*INPUT RECORDS*
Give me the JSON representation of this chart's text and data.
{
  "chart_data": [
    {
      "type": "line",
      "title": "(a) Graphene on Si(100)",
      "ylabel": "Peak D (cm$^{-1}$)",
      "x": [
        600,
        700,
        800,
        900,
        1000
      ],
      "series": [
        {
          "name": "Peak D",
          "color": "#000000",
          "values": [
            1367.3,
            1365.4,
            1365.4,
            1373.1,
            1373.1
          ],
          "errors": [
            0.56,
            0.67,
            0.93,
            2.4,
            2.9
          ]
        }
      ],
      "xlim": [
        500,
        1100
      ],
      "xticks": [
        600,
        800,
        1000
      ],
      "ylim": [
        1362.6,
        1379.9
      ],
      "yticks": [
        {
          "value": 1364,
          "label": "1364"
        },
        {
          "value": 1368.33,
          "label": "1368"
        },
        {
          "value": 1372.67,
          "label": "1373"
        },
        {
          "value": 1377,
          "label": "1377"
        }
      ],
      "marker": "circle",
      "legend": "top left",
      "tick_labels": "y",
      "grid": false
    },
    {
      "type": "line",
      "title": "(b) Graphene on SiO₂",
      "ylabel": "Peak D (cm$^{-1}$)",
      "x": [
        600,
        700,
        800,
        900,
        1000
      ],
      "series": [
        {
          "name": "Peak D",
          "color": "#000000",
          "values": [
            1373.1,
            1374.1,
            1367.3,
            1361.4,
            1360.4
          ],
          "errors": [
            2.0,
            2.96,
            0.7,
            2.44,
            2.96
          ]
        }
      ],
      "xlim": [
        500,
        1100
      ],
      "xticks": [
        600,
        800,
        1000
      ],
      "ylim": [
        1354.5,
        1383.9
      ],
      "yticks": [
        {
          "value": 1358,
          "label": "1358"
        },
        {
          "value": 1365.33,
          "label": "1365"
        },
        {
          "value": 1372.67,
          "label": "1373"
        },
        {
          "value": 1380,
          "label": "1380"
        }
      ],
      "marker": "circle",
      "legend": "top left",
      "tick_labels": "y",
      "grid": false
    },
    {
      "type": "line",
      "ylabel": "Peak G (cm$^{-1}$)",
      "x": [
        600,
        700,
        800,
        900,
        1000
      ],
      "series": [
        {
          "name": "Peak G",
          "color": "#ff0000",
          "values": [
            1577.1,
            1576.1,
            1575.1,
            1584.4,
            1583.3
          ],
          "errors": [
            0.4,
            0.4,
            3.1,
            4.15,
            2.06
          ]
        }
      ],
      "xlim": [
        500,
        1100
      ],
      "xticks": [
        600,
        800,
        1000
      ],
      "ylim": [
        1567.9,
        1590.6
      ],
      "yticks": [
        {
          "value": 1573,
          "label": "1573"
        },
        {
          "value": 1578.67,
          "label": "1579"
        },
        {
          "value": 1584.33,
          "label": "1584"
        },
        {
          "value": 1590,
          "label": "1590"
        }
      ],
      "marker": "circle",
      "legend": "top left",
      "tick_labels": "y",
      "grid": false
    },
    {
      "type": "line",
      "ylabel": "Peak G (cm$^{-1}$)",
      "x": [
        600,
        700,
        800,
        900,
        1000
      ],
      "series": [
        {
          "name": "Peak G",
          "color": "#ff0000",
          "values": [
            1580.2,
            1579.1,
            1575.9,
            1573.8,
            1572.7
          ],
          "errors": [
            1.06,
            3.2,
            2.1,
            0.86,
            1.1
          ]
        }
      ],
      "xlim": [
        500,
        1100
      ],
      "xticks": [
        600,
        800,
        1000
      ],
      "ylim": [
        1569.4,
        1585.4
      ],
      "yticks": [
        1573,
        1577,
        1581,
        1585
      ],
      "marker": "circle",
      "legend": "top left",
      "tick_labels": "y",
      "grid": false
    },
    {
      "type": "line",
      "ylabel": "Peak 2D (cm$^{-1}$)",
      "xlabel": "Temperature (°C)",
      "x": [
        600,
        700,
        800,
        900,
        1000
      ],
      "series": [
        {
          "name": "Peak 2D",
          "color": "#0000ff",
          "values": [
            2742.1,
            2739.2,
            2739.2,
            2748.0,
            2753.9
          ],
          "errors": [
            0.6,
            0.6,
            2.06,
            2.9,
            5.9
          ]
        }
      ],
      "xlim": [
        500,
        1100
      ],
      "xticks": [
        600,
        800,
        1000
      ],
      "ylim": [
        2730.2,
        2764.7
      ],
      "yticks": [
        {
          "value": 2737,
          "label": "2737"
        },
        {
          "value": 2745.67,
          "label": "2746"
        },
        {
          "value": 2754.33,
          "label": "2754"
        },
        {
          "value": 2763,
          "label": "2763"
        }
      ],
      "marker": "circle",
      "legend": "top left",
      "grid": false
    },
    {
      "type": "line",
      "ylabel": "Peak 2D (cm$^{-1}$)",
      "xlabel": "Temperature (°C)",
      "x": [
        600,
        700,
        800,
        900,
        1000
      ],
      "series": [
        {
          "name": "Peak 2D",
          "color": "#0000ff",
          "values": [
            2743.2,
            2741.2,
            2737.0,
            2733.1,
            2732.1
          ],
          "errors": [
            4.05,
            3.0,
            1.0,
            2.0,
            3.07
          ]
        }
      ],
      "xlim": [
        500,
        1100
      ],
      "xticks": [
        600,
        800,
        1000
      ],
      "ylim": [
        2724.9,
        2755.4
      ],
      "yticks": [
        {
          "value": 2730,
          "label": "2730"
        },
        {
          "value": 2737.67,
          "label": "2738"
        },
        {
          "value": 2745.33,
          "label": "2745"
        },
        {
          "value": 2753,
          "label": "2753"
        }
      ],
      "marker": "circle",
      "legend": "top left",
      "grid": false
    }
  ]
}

*THE TASK*
Reproduce the complete set of lines precisely as supplied.

*WRITTEN RESPONSE*
Give me the JSON representation of this chart's text and data.
{
  "chart_data": [
    {
      "type": "line",
      "title": "(a) Graphene on Si(100)",
      "ylabel": "Peak D (cm$^{-1}$)",
      "x": [
        600,
        700,
        800,
        900,
        1000
      ],
      "series": [
        {
          "name": "Peak D",
          "color": "#000000",
          "values": [
            1367.3,
            1365.4,
            1365.4,
            1373.1,
            1373.1
          ],
          "errors": [
            0.56,
            0.67,
            0.93,
            2.4,
            2.9
          ]
        }
      ],
      "xlim": [
        500,
        1100
      ],
      "xticks": [
        600,
        800,
        1000
      ],
      "ylim": [
        1362.6,
        1379.9
      ],
      "yticks": [
        {
          "value": 1364,
          "label": "1364"
        },
        {
          "value": 1368.33,
          "label": "1368"
        },
        {
          "value": 1372.67,
          "label": "1373"
        },
        {
          "value": 1377,
          "label": "1377"
        }
      ],
      "marker": "circle",
      "legend": "top left",
      "tick_labels": "y",
      "grid": false
    },
    {
      "type": "line",
      "title": "(b) Graphene on SiO₂",
      "ylabel": "Peak D (cm$^{-1}$)",
      "x": [
        600,
        700,
        800,
        900,
        1000
      ],
      "series": [
        {
          "name": "Peak D",
          "color": "#000000",
          "values": [
            1373.1,
            1374.1,
            1367.3,
            1361.4,
            1360.4
          ],
          "errors": [
            2.0,
            2.96,
            0.7,
            2.44,
            2.96
          ]
        }
      ],
      "xlim": [
        500,
        1100
      ],
      "xticks": [
        600,
        800,
        1000
      ],
      "ylim": [
        1354.5,
        1383.9
      ],
      "yticks": [
        {
          "value": 1358,
          "label": "1358"
        },
        {
          "value": 1365.33,
          "label": "1365"
        },
        {
          "value": 1372.67,
          "label": "1373"
        },
        {
          "value": 1380,
          "label": "1380"
        }
      ],
      "marker": "circle",
      "legend": "top left",
      "tick_labels": "y",
      "grid": false
    },
    {
      "type": "line",
      "ylabel": "Peak G (cm$^{-1}$)",
      "x": [
        600,
        700,
        800,
        900,
        1000
      ],
      "series": [
        {
          "name": "Peak G",
          "color": "#ff0000",
          "values": [
            1577.1,
            1576.1,
            1575.1,
            1584.4,
            1583.3
          ],
          "errors": [
            0.4,
            0.4,
            3.1,
            4.15,
            2.06
          ]
        }
      ],
      "xlim": [
        500,
        1100
      ],
      "xticks": [
        600,
        800,
        1000
      ],
      "ylim": [
        1567.9,
        1590.6
      ],
      "yticks": [
        {
          "value": 1573,
          "label": "1573"
        },
        {
          "value": 1578.67,
          "label": "1579"
        },
        {
          "value": 1584.33,
          "label": "1584"
        },
        {
          "value": 1590,
          "label": "1590"
        }
      ],
      "marker": "circle",
      "legend": "top left",
      "tick_labels": "y",
      "grid": false
    },
    {
      "type": "line",
      "ylabel": "Peak G (cm$^{-1}$)",
      "x": [
        600,
        700,
        800,
        900,
        1000
      ],
      "series": [
        {
          "name": "Peak G",
          "color": "#ff0000",
          "values": [
            1580.2,
            1579.1,
            1575.9,
            1573.8,
            1572.7
          ],
          "errors": [
            1.06,
            3.2,
            2.1,
            0.86,
            1.1
          ]
        }
      ],
      "xlim": [
        500,
        1100
      ],
      "xticks": [
        600,
        800,
        1000
      ],
      "ylim": [
        1569.4,
        1585.4
      ],
      "yticks": [
        1573,
        1577,
        1581,
        1585
      ],
      "marker": "circle",
      "legend": "top left",
      "tick_labels": "y",
      "grid": false
    },
    {
      "type": "line",
      "ylabel": "Peak 2D (cm$^{-1}$)",
      "xlabel": "Temperature (°C)",
      "x": [
        600,
        700,
        800,
        900,
        1000
      ],
      "series": [
        {
          "name": "Peak 2D",
          "color": "#0000ff",
          "values": [
            2742.1,
            2739.2,
            2739.2,
            2748.0,
            2753.9
          ],
          "errors": [
            0.6,
            0.6,
            2.06,
            2.9,
            5.9
          ]
        }
      ],
      "xlim": [
        500,
        1100
      ],
      "xticks": [
        600,
        800,
        1000
      ],
      "ylim": [
        2730.2,
        2764.7
      ],
      "yticks": [
        {
          "value": 2737,
          "label": "2737"
        },
        {
          "value": 2745.67,
          "label": "2746"
        },
        {
          "value": 2754.33,
          "label": "2754"
        },
        {
          "value": 2763,
          "label": "2763"
        }
      ],
      "marker": "circle",
      "legend": "top left",
      "grid": false
    },
    {
      "type": "line",
      "ylabel": "Peak 2D (cm$^{-1}$)",
      "xlabel": "Temperature (°C)",
      "x": [
        600,
        700,
        800,
        900,
        1000
      ],
      "series": [
        {
          "name": "Peak 2D",
          "color": "#0000ff",
          "values": [
            2743.2,
            2741.2,
            2737.0,
            2733.1,
            2732.1
          ],
          "errors": [
            4.05,
            3.0,
            1.0,
            2.0,
            3.07
          ]
        }
      ],
      "xlim": [
        500,
        1100
      ],
      "xticks": [
        600,
        800,
        1000
      ],
      "ylim": [
        2724.9,
        2755.4
      ],
      "yticks": [
        {
          "value": 2730,
          "label": "2730"
        },
        {
          "value": 2737.67,
          "label": "2738"
        },
        {
          "value": 2745.33,
          "label": "2745"
        },
        {
          "value": 2753,
          "label": "2753"
        }
      ],
      "marker": "circle",
      "legend": "top left",
      "grid": false
    }
  ]
}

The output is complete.